-- START DATA --
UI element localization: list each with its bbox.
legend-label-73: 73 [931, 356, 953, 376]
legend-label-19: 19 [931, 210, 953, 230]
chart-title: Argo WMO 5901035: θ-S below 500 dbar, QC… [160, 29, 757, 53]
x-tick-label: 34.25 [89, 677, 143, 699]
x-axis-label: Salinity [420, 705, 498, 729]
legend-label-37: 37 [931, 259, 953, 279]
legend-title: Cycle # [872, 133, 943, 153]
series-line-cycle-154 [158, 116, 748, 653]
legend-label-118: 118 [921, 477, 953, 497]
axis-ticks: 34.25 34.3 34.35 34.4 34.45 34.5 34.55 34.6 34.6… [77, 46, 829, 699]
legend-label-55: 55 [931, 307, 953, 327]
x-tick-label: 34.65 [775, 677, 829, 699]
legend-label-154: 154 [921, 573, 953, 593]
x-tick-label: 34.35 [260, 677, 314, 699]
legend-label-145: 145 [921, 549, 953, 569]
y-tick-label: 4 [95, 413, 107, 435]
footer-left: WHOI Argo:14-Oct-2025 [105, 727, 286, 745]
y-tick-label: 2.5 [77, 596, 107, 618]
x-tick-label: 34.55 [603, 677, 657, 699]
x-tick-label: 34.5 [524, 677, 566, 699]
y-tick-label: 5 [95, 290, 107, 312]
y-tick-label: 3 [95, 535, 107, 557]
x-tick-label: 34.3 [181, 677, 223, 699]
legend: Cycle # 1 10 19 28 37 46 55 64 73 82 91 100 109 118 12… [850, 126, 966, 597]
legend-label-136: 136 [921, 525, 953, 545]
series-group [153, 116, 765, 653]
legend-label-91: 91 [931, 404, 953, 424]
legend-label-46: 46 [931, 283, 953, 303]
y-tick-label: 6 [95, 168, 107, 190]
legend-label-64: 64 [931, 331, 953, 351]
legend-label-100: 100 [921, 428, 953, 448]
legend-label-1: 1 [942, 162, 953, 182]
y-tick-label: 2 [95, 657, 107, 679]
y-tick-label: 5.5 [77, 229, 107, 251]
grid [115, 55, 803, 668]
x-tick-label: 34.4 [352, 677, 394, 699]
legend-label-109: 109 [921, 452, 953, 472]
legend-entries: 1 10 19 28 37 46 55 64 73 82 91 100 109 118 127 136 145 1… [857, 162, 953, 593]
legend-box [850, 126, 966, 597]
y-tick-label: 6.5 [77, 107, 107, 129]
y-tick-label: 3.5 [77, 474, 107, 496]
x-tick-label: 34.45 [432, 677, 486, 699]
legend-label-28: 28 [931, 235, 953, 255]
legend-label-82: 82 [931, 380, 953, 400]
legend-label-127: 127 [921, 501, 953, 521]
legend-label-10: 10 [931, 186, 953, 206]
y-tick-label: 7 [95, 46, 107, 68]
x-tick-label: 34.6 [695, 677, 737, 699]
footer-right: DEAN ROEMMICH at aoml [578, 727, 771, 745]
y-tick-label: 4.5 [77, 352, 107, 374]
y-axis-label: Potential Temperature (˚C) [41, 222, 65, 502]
-- END DATA --
● WHAT NEEDS TO BE DONE: Print each of the entries above again, line for line, with no changes.

● RESULT OF THE TASK:
UI element localization: list each with its bbox.
legend-label-73: 73 [931, 356, 953, 376]
legend-label-19: 19 [931, 210, 953, 230]
chart-title: Argo WMO 5901035: θ-S below 500 dbar, QC… [160, 29, 757, 53]
x-tick-label: 34.25 [89, 677, 143, 699]
x-axis-label: Salinity [420, 705, 498, 729]
legend-label-37: 37 [931, 259, 953, 279]
legend-title: Cycle # [872, 133, 943, 153]
series-line-cycle-154 [158, 116, 748, 653]
legend-label-118: 118 [921, 477, 953, 497]
axis-ticks: 34.25 34.3 34.35 34.4 34.45 34.5 34.55 34.6 34.6… [77, 46, 829, 699]
legend-label-55: 55 [931, 307, 953, 327]
x-tick-label: 34.65 [775, 677, 829, 699]
legend-label-154: 154 [921, 573, 953, 593]
x-tick-label: 34.35 [260, 677, 314, 699]
legend-label-145: 145 [921, 549, 953, 569]
y-tick-label: 4 [95, 413, 107, 435]
footer-left: WHOI Argo:14-Oct-2025 [105, 727, 286, 745]
y-tick-label: 2.5 [77, 596, 107, 618]
x-tick-label: 34.55 [603, 677, 657, 699]
x-tick-label: 34.5 [524, 677, 566, 699]
y-tick-label: 5 [95, 290, 107, 312]
y-tick-label: 3 [95, 535, 107, 557]
x-tick-label: 34.3 [181, 677, 223, 699]
legend: Cycle # 1 10 19 28 37 46 55 64 73 82 91 100 109 118 12… [850, 126, 966, 597]
legend-label-136: 136 [921, 525, 953, 545]
series-group [153, 116, 765, 653]
legend-label-91: 91 [931, 404, 953, 424]
legend-label-46: 46 [931, 283, 953, 303]
y-tick-label: 6 [95, 168, 107, 190]
legend-label-64: 64 [931, 331, 953, 351]
legend-label-100: 100 [921, 428, 953, 448]
legend-label-1: 1 [942, 162, 953, 182]
y-tick-label: 2 [95, 657, 107, 679]
y-tick-label: 5.5 [77, 229, 107, 251]
grid [115, 55, 803, 668]
x-tick-label: 34.4 [352, 677, 394, 699]
legend-label-109: 109 [921, 452, 953, 472]
legend-entries: 1 10 19 28 37 46 55 64 73 82 91 100 109 118 127 136 145 1… [857, 162, 953, 593]
legend-box [850, 126, 966, 597]
y-tick-label: 6.5 [77, 107, 107, 129]
y-tick-label: 3.5 [77, 474, 107, 496]
x-tick-label: 34.45 [432, 677, 486, 699]
legend-label-28: 28 [931, 235, 953, 255]
legend-label-82: 82 [931, 380, 953, 400]
legend-label-127: 127 [921, 501, 953, 521]
legend-label-10: 10 [931, 186, 953, 206]
y-tick-label: 7 [95, 46, 107, 68]
x-tick-label: 34.6 [695, 677, 737, 699]
footer-right: DEAN ROEMMICH at aoml [578, 727, 771, 745]
y-tick-label: 4.5 [77, 352, 107, 374]
y-axis-label: Potential Temperature (˚C) [41, 222, 65, 502]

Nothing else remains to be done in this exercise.